# [The request]
Rewrite the rows below, replacing every "downlight" with "ceiling-light" and changing nothing else. Leave out the pictures.

============

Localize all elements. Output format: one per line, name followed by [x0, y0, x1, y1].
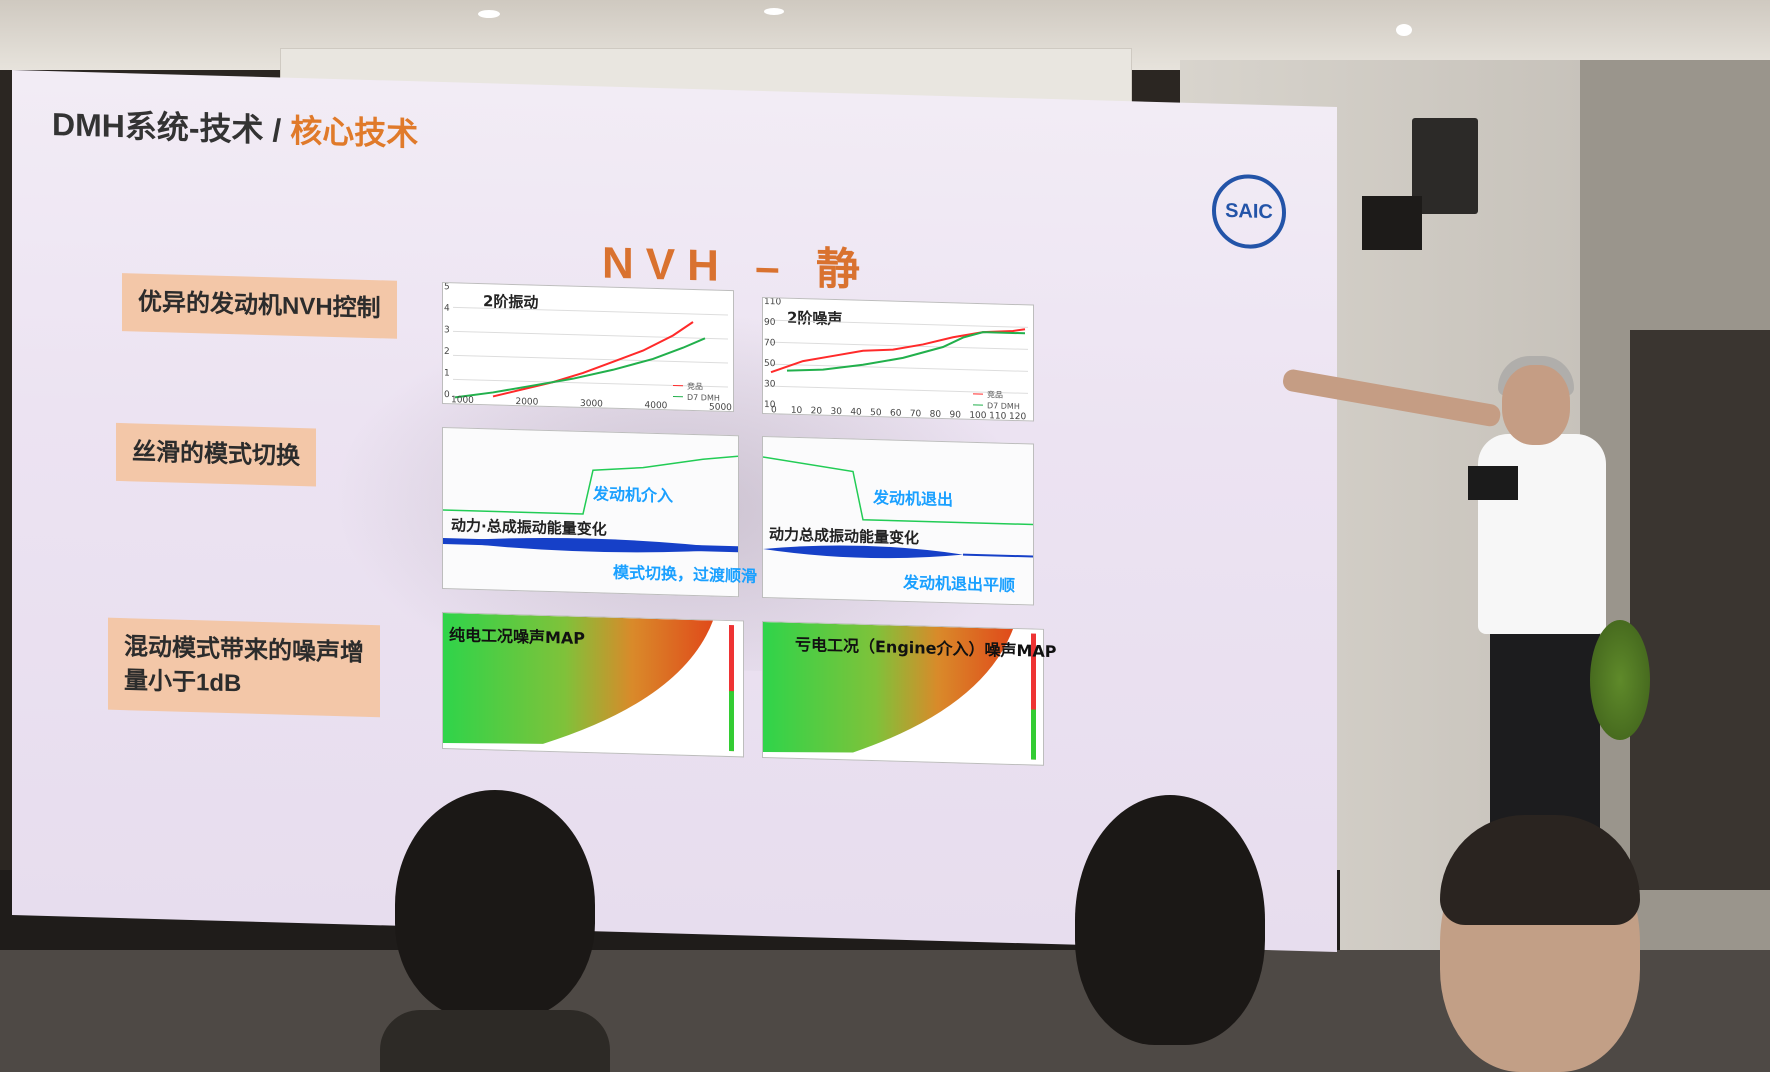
downlight	[478, 10, 500, 18]
speaker-mount	[1362, 196, 1422, 250]
logo-text: SAIC	[1225, 199, 1273, 223]
doorway	[1630, 330, 1770, 890]
y-tick-label: 50	[764, 359, 776, 369]
x-tick-label: 1000	[451, 395, 474, 406]
audience-shoulders-left	[380, 1010, 610, 1072]
x-tick-label: 50	[870, 408, 882, 418]
microphone	[1468, 466, 1518, 500]
x-tick-label: 3000	[580, 399, 603, 410]
switch-plot-right	[763, 456, 1033, 559]
x-tick-label: 120	[1009, 412, 1026, 421]
noise-map-engine: 亏电工况（Engine介入）噪声MAP	[762, 620, 1057, 766]
x-tick-label: 70	[910, 409, 922, 419]
downlight	[764, 8, 784, 15]
y-tick-label: 0	[444, 390, 450, 400]
vibration-chart: 2阶振动 竞品 D7 DMH 0 1 2 3 4 5 1000 2000 3000 4000 500…	[442, 282, 734, 413]
legend-competitor: 竞品	[687, 381, 703, 391]
legend-competitor: 竞品	[987, 389, 1003, 399]
x-tick-label: 2000	[516, 397, 539, 408]
x-tick-label: 30	[831, 407, 843, 417]
noise-map-ev-label: 纯电工况噪声MAP	[449, 625, 586, 649]
x-tick-label: 90	[950, 410, 962, 420]
noise-map-ev: 纯电工况噪声MAP	[442, 612, 744, 758]
presenter-legs	[1490, 630, 1600, 850]
slide-title-main: DMH系统-技术 /	[52, 106, 291, 149]
switch-right-label: 动力总成振动能量变化	[769, 525, 920, 548]
presenter-shirt	[1478, 434, 1606, 634]
x-tick-label: 80	[930, 410, 942, 420]
slide-title-highlight: 核心技术	[290, 112, 419, 153]
mode-switch-chart-engine-out: 发动机退出 动力总成振动能量变化 发动机退出平顺	[762, 435, 1034, 606]
y-tick-label: 4	[444, 304, 450, 314]
y-tick-label: 3	[444, 325, 450, 335]
x-tick-label: 60	[890, 409, 902, 419]
vibration-series-dmh	[454, 337, 706, 399]
legend-dmh: D7 DMH	[987, 401, 1020, 411]
feature-tag-mode-switch: 丝滑的模式切换	[116, 422, 316, 487]
mode-switch-chart-engine-in: 发动机介入 动力·总成振动能量变化 模式切换，过渡顺滑	[442, 427, 757, 598]
legend-dmh: D7 DMH	[687, 393, 720, 403]
switch-plot-left	[443, 455, 738, 553]
downlight	[1396, 24, 1412, 36]
audience-head-center	[1075, 795, 1265, 1045]
y-tick-label: 5	[444, 283, 450, 292]
x-tick-label: 0	[771, 405, 777, 415]
x-tick-label: 100	[969, 411, 986, 421]
note-engine-in: 发动机介入	[593, 484, 674, 506]
y-tick-label: 70	[764, 338, 776, 348]
saic-logo: SAIC	[1212, 173, 1286, 250]
vibration-plot: 竞品 D7 DMH 0 1 2 3 4 5 1000 2000 3000 4000 5000	[444, 283, 732, 411]
x-tick-label: 110	[989, 411, 1006, 420]
x-tick-label: 10	[791, 406, 803, 416]
noise-chart: 2阶噪声 竞品 D7 DMH 10 30 50 70 90 110 0 10 20 30 40 50 6…	[762, 296, 1034, 422]
y-tick-label: 1	[444, 368, 450, 378]
noise-map-ev-plot	[443, 613, 734, 752]
x-tick-label: 5000	[709, 402, 732, 411]
noise-series-dmh	[786, 331, 1025, 372]
x-tick-label: 4000	[645, 401, 668, 411]
x-tick-label: 40	[850, 407, 862, 417]
potted-plant	[1590, 620, 1650, 740]
presenter-head	[1502, 365, 1570, 445]
note-engine-out: 发动机退出	[873, 488, 954, 510]
x-tick-label: 20	[811, 406, 823, 416]
switch-left-label: 动力·总成振动能量变化	[451, 516, 607, 539]
vibration-series-competitor	[492, 321, 694, 398]
noise-map-engine-plot	[763, 621, 1036, 760]
y-tick-label: 2	[444, 347, 450, 357]
y-tick-label: 30	[764, 379, 776, 389]
y-tick-label: 110	[764, 298, 781, 308]
audience-hair-right	[1440, 815, 1640, 925]
y-tick-label: 90	[764, 318, 776, 328]
y-tick-label: 10	[764, 400, 776, 410]
slide-title: DMH系统-技术 / 核心技术	[52, 99, 418, 155]
wall-speaker	[1412, 118, 1478, 214]
audience-head-left	[395, 790, 595, 1020]
note-smooth-transition: 模式切换，过渡顺滑	[613, 562, 758, 586]
note-engine-out-smooth: 发动机退出平顺	[903, 572, 1016, 596]
presentation-slide: DMH系统-技术 / 核心技术 SAIC NVH – 静 优异的发动机NVH控制…	[12, 70, 1337, 953]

============

# [Answer in full]
Localize all elements. Output format: one per line, name followed by [x0, y0, x1, y1].
ceiling-light	[478, 10, 500, 18]
speaker-mount	[1362, 196, 1422, 250]
logo-text: SAIC	[1225, 199, 1273, 223]
doorway	[1630, 330, 1770, 890]
y-tick-label: 50	[764, 359, 776, 369]
x-tick-label: 1000	[451, 395, 474, 406]
audience-shoulders-left	[380, 1010, 610, 1072]
x-tick-label: 50	[870, 408, 882, 418]
microphone	[1468, 466, 1518, 500]
x-tick-label: 3000	[580, 399, 603, 410]
switch-plot-right	[763, 456, 1033, 559]
x-tick-label: 120	[1009, 412, 1026, 421]
noise-map-engine: 亏电工况（Engine介入）噪声MAP	[762, 620, 1057, 766]
x-tick-label: 70	[910, 409, 922, 419]
ceiling-light	[764, 8, 784, 15]
y-tick-label: 0	[444, 390, 450, 400]
vibration-chart: 2阶振动 竞品 D7 DMH 0 1 2 3 4 5 1000 2000 3000 4000 500…	[442, 282, 734, 413]
legend-competitor: 竞品	[687, 381, 703, 391]
legend-competitor: 竞品	[987, 389, 1003, 399]
x-tick-label: 2000	[516, 397, 539, 408]
x-tick-label: 30	[831, 407, 843, 417]
noise-map-ev-label: 纯电工况噪声MAP	[449, 625, 586, 649]
x-tick-label: 90	[950, 410, 962, 420]
noise-map-ev: 纯电工况噪声MAP	[442, 612, 744, 758]
presenter-legs	[1490, 630, 1600, 850]
slide-title-main: DMH系统-技术 /	[52, 106, 291, 149]
switch-right-label: 动力总成振动能量变化	[769, 525, 920, 548]
presenter-shirt	[1478, 434, 1606, 634]
x-tick-label: 80	[930, 410, 942, 420]
slide-title-highlight: 核心技术	[290, 112, 419, 153]
mode-switch-chart-engine-out: 发动机退出 动力总成振动能量变化 发动机退出平顺	[762, 435, 1034, 606]
y-tick-label: 4	[444, 304, 450, 314]
y-tick-label: 3	[444, 325, 450, 335]
x-tick-label: 60	[890, 409, 902, 419]
vibration-series-dmh	[454, 337, 706, 399]
legend-dmh: D7 DMH	[987, 401, 1020, 411]
feature-tag-mode-switch: 丝滑的模式切换	[116, 422, 316, 487]
mode-switch-chart-engine-in: 发动机介入 动力·总成振动能量变化 模式切换，过渡顺滑	[442, 427, 757, 598]
legend-dmh: D7 DMH	[687, 393, 720, 403]
switch-plot-left	[443, 455, 738, 553]
ceiling-light	[1396, 24, 1412, 36]
audience-head-center	[1075, 795, 1265, 1045]
y-tick-label: 5	[444, 283, 450, 292]
x-tick-label: 0	[771, 405, 777, 415]
x-tick-label: 100	[969, 411, 986, 421]
note-engine-in: 发动机介入	[593, 484, 674, 506]
y-tick-label: 70	[764, 338, 776, 348]
saic-logo: SAIC	[1212, 173, 1286, 250]
vibration-plot: 竞品 D7 DMH 0 1 2 3 4 5 1000 2000 3000 4000 5000	[444, 283, 732, 411]
x-tick-label: 110	[989, 411, 1006, 420]
x-tick-label: 10	[791, 406, 803, 416]
noise-chart: 2阶噪声 竞品 D7 DMH 10 30 50 70 90 110 0 10 20 30 40 50 6…	[762, 296, 1034, 422]
y-tick-label: 1	[444, 368, 450, 378]
noise-map-ev-plot	[443, 613, 734, 752]
x-tick-label: 5000	[709, 402, 732, 411]
noise-series-dmh	[786, 331, 1025, 372]
x-tick-label: 4000	[645, 401, 668, 411]
x-tick-label: 40	[850, 407, 862, 417]
potted-plant	[1590, 620, 1650, 740]
presenter-head	[1502, 365, 1570, 445]
note-engine-out: 发动机退出	[873, 488, 954, 510]
x-tick-label: 20	[811, 406, 823, 416]
switch-left-label: 动力·总成振动能量变化	[451, 516, 607, 539]
vibration-series-competitor	[492, 321, 694, 398]
noise-map-engine-plot	[763, 621, 1036, 760]
y-tick-label: 2	[444, 347, 450, 357]
y-tick-label: 30	[764, 379, 776, 389]
y-tick-label: 110	[764, 298, 781, 308]
audience-hair-right	[1440, 815, 1640, 925]
y-tick-label: 90	[764, 318, 776, 328]
y-tick-label: 10	[764, 400, 776, 410]
slide-title: DMH系统-技术 / 核心技术	[52, 99, 418, 155]
wall-speaker	[1412, 118, 1478, 214]
audience-head-left	[395, 790, 595, 1020]
note-smooth-transition: 模式切换，过渡顺滑	[613, 562, 758, 586]
note-engine-out-smooth: 发动机退出平顺	[903, 572, 1016, 596]
presentation-slide: DMH系统-技术 / 核心技术 SAIC NVH – 静 优异的发动机NVH控制…	[12, 70, 1337, 953]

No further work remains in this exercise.